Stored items
>> START
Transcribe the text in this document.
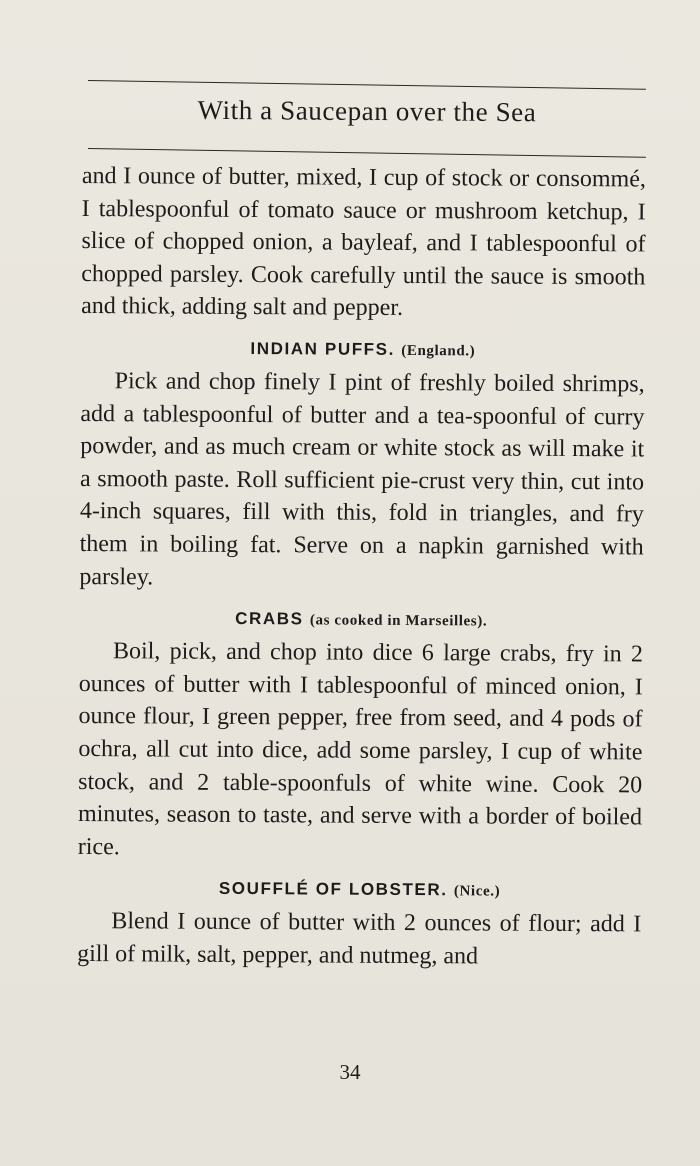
With a Saucepan over the Sea

and I ounce of butter, mixed, I cup of stock or consommé, I tablespoonful of tomato sauce or mushroom ketchup, I slice of chopped onion, a bayleaf, and I tablespoonful of chopped parsley. Cook carefully until the sauce is smooth and thick, adding salt and pepper.

INDIAN PUFFS. (England.)

Pick and chop finely I pint of freshly boiled shrimps, add a tablespoonful of butter and a tea-spoonful of curry powder, and as much cream or white stock as will make it a smooth paste. Roll sufficient pie-crust very thin, cut into 4-inch squares, fill with this, fold in triangles, and fry them in boiling fat. Serve on a napkin garnished with parsley.

CRABS (as cooked in Marseilles).

Boil, pick, and chop into dice 6 large crabs, fry in 2 ounces of butter with I tablespoonful of minced onion, I ounce flour, I green pepper, free from seed, and 4 pods of ochra, all cut into dice, add some parsley, I cup of white stock, and 2 table-spoonfuls of white wine. Cook 20 minutes, season to taste, and serve with a border of boiled rice.

SOUFFLÉ OF LOBSTER. (Nice.)

Blend I ounce of butter with 2 ounces of flour; add I gill of milk, salt, pepper, and nutmeg, and

34
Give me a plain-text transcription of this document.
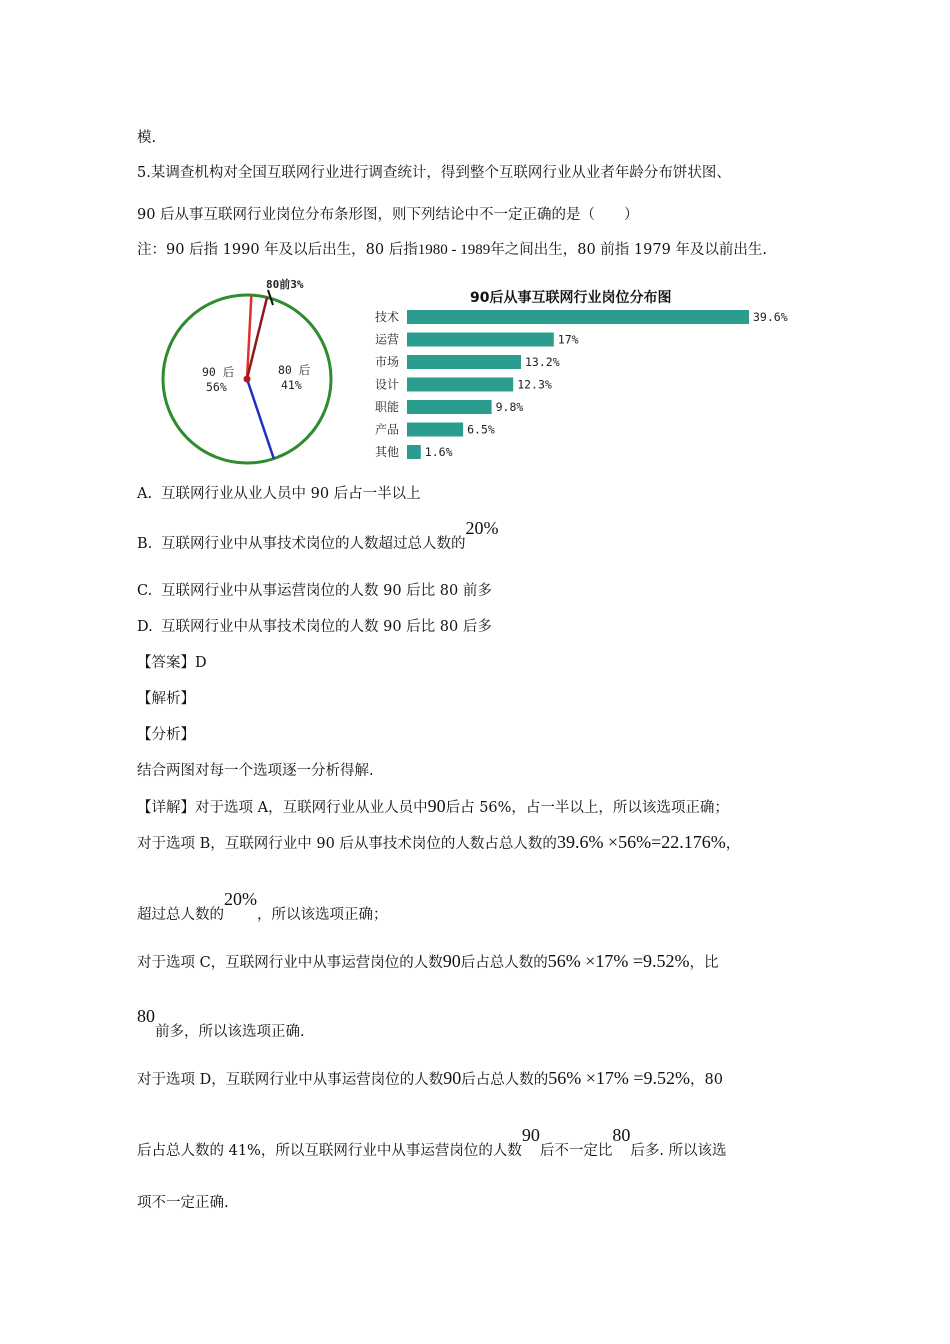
模.
5.某调查机构对全国互联网行业进行调查统计，得到整个互联网行业从业者年龄分布饼状图、
90 后从事互联网行业岗位分布条形图，则下列结论中不一定正确的是（　　）
注：90 后指 1990 年及以后出生，80 后指1980 - 1989年之间出生，80 前指 1979 年及以前出生.
90 后
56%
80 后
41%
80前3%
90后从事互联网行业岗位分布图
技术	39.6%
运营	17%
市场	13.2%
设计	12.3%
职能	9.8%
产品	6.5%
其他 1.6%
A. 互联网行业从业人员中 90 后占一半以上
B. 互联网行业中从事技术岗位的人数超过总人数的20%
C. 互联网行业中从事运营岗位的人数 90 后比 80 前多
D. 互联网行业中从事技术岗位的人数 90 后比 80 后多
【答案】D
【解析】
【分析】
结合两图对每一个选项逐一分析得解.
【详解】对于选项 A，互联网行业从业人员中90后占 56%，占一半以上，所以该选项正确；
对于选项 B，互联网行业中 90 后从事技术岗位的人数占总人数的39.6% ×56%=22.176%，
超过总人数的20%，所以该选项正确；
对于选项 C，互联网行业中从事运营岗位的人数90后占总人数的56% ×17% =9.52%，比
80前多，所以该选项正确.
对于选项 D，互联网行业中从事运营岗位的人数90后占总人数的56% ×17% =9.52%，80
后占总人数的 41%，所以互联网行业中从事运营岗位的人数90后不一定比80后多. 所以该选
项不一定正确.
>> END
What is required:
Locate the line containing "Give me a plain-text" in the material above, then repeat it and every later line exactly, with no pictures.

Finished answer:
Give me a plain-text transcription of this document.
模.
5.某调查机构对全国互联网行业进行调查统计，得到整个互联网行业从业者年龄分布饼状图、
90 后从事互联网行业岗位分布条形图，则下列结论中不一定正确的是（　　）
注：90 后指 1990 年及以后出生，80 后指1980 - 1989年之间出生，80 前指 1979 年及以前出生.
90 后
56%
80 后
41%
80前3%
90后从事互联网行业岗位分布图
技术	39.6%
运营	17%
市场	13.2%
设计	12.3%
职能	9.8%
产品	6.5%
其他 1.6%
A. 互联网行业从业人员中 90 后占一半以上
B. 互联网行业中从事技术岗位的人数超过总人数的20%
C. 互联网行业中从事运营岗位的人数 90 后比 80 前多
D. 互联网行业中从事技术岗位的人数 90 后比 80 后多
【答案】D
【解析】
【分析】
结合两图对每一个选项逐一分析得解.
【详解】对于选项 A，互联网行业从业人员中90后占 56%，占一半以上，所以该选项正确；
对于选项 B，互联网行业中 90 后从事技术岗位的人数占总人数的39.6% ×56%=22.176%，
超过总人数的20%，所以该选项正确；
对于选项 C，互联网行业中从事运营岗位的人数90后占总人数的56% ×17% =9.52%，比
80前多，所以该选项正确.
对于选项 D，互联网行业中从事运营岗位的人数90后占总人数的56% ×17% =9.52%，80
后占总人数的 41%，所以互联网行业中从事运营岗位的人数90后不一定比80后多. 所以该选
项不一定正确.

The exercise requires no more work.